> **YOUR TASK**: Each of the entries should be retyped precisely as it appears.

[Saved data entries]

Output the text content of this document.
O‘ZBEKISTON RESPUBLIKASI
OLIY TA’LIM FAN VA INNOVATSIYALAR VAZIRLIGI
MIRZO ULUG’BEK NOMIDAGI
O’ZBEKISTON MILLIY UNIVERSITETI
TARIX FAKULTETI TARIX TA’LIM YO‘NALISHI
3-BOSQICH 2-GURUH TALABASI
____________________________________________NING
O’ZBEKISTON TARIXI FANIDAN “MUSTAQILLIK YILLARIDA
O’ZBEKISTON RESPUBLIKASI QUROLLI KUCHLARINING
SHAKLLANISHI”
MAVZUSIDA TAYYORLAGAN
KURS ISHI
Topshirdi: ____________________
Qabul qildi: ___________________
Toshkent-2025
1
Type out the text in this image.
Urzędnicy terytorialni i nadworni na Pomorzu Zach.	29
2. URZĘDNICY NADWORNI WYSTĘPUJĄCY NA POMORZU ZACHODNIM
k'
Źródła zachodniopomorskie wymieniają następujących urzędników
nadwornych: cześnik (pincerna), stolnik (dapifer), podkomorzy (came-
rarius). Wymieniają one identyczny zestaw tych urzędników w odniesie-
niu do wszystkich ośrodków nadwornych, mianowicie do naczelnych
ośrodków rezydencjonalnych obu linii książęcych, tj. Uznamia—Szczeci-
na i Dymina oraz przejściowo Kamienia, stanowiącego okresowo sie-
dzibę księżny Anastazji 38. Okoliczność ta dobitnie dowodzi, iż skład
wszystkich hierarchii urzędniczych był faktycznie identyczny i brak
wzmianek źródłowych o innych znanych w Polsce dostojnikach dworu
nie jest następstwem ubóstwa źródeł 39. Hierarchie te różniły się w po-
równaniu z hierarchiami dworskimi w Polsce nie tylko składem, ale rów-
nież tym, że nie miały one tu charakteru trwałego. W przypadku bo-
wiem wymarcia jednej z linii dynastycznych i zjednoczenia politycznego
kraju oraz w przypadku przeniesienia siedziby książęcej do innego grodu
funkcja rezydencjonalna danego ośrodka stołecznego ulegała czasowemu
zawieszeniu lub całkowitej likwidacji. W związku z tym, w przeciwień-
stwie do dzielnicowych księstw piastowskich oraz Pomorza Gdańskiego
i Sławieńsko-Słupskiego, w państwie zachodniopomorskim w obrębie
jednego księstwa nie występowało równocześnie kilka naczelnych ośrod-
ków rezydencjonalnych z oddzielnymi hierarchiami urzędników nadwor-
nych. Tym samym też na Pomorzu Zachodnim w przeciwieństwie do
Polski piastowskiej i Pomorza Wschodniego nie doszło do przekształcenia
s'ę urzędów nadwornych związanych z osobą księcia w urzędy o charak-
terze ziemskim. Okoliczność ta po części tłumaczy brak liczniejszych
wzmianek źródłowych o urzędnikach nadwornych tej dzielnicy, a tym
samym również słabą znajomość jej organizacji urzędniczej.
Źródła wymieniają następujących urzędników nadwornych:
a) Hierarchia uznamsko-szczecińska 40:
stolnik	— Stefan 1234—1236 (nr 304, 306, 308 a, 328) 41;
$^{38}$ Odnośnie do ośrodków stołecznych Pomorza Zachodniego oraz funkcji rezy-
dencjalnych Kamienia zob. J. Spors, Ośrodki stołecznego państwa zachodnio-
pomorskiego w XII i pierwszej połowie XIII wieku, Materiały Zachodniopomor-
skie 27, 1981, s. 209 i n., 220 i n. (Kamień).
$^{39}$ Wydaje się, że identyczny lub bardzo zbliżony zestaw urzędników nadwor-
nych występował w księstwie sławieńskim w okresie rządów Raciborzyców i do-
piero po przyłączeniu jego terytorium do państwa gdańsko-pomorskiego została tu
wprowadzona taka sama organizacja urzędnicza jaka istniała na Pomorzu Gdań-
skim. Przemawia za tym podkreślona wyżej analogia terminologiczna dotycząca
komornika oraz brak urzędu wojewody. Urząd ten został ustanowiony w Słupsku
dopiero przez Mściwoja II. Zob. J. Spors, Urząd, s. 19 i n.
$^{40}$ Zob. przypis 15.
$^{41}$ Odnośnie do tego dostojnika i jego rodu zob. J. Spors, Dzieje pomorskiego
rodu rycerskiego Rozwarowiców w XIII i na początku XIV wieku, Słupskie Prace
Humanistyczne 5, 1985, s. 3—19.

> **REPLY TO THE TASK**:
Output the text content of this document.
O‘ZBEKISTON RESPUBLIKASI
OLIY TA’LIM FAN VA INNOVATSIYALAR VAZIRLIGI
MIRZO ULUG’BEK NOMIDAGI
O’ZBEKISTON MILLIY UNIVERSITETI
TARIX FAKULTETI TARIX TA’LIM YO‘NALISHI
3-BOSQICH 2-GURUH TALABASI
____________________________________________NING
O’ZBEKISTON TARIXI FANIDAN “MUSTAQILLIK YILLARIDA
O’ZBEKISTON RESPUBLIKASI QUROLLI KUCHLARINING
SHAKLLANISHI”
MAVZUSIDA TAYYORLAGAN
KURS ISHI
Topshirdi: ____________________
Qabul qildi: ___________________
Toshkent-2025
1
Type out the text in this image.
Urzędnicy terytorialni i nadworni na Pomorzu Zach.	29
2. URZĘDNICY NADWORNI WYSTĘPUJĄCY NA POMORZU ZACHODNIM
k'
Źródła zachodniopomorskie wymieniają następujących urzędników
nadwornych: cześnik (pincerna), stolnik (dapifer), podkomorzy (came-
rarius). Wymieniają one identyczny zestaw tych urzędników w odniesie-
niu do wszystkich ośrodków nadwornych, mianowicie do naczelnych
ośrodków rezydencjonalnych obu linii książęcych, tj. Uznamia—Szczeci-
na i Dymina oraz przejściowo Kamienia, stanowiącego okresowo sie-
dzibę księżny Anastazji 38. Okoliczność ta dobitnie dowodzi, iż skład
wszystkich hierarchii urzędniczych był faktycznie identyczny i brak
wzmianek źródłowych o innych znanych w Polsce dostojnikach dworu
nie jest następstwem ubóstwa źródeł 39. Hierarchie te różniły się w po-
równaniu z hierarchiami dworskimi w Polsce nie tylko składem, ale rów-
nież tym, że nie miały one tu charakteru trwałego. W przypadku bo-
wiem wymarcia jednej z linii dynastycznych i zjednoczenia politycznego
kraju oraz w przypadku przeniesienia siedziby książęcej do innego grodu
funkcja rezydencjonalna danego ośrodka stołecznego ulegała czasowemu
zawieszeniu lub całkowitej likwidacji. W związku z tym, w przeciwień-
stwie do dzielnicowych księstw piastowskich oraz Pomorza Gdańskiego
i Sławieńsko-Słupskiego, w państwie zachodniopomorskim w obrębie
jednego księstwa nie występowało równocześnie kilka naczelnych ośrod-
ków rezydencjonalnych z oddzielnymi hierarchiami urzędników nadwor-
nych. Tym samym też na Pomorzu Zachodnim w przeciwieństwie do
Polski piastowskiej i Pomorza Wschodniego nie doszło do przekształcenia
s'ę urzędów nadwornych związanych z osobą księcia w urzędy o charak-
terze ziemskim. Okoliczność ta po części tłumaczy brak liczniejszych
wzmianek źródłowych o urzędnikach nadwornych tej dzielnicy, a tym
samym również słabą znajomość jej organizacji urzędniczej.
Źródła wymieniają następujących urzędników nadwornych:
a) Hierarchia uznamsko-szczecińska 40:
stolnik	— Stefan 1234—1236 (nr 304, 306, 308 a, 328) 41;
$^{38}$ Odnośnie do ośrodków stołecznych Pomorza Zachodniego oraz funkcji rezy-
dencjalnych Kamienia zob. J. Spors, Ośrodki stołecznego państwa zachodnio-
pomorskiego w XII i pierwszej połowie XIII wieku, Materiały Zachodniopomor-
skie 27, 1981, s. 209 i n., 220 i n. (Kamień).
$^{39}$ Wydaje się, że identyczny lub bardzo zbliżony zestaw urzędników nadwor-
nych występował w księstwie sławieńskim w okresie rządów Raciborzyców i do-
piero po przyłączeniu jego terytorium do państwa gdańsko-pomorskiego została tu
wprowadzona taka sama organizacja urzędnicza jaka istniała na Pomorzu Gdań-
skim. Przemawia za tym podkreślona wyżej analogia terminologiczna dotycząca
komornika oraz brak urzędu wojewody. Urząd ten został ustanowiony w Słupsku
dopiero przez Mściwoja II. Zob. J. Spors, Urząd, s. 19 i n.
$^{40}$ Zob. przypis 15.
$^{41}$ Odnośnie do tego dostojnika i jego rodu zob. J. Spors, Dzieje pomorskiego
rodu rycerskiego Rozwarowiców w XIII i na początku XIV wieku, Słupskie Prace
Humanistyczne 5, 1985, s. 3—19.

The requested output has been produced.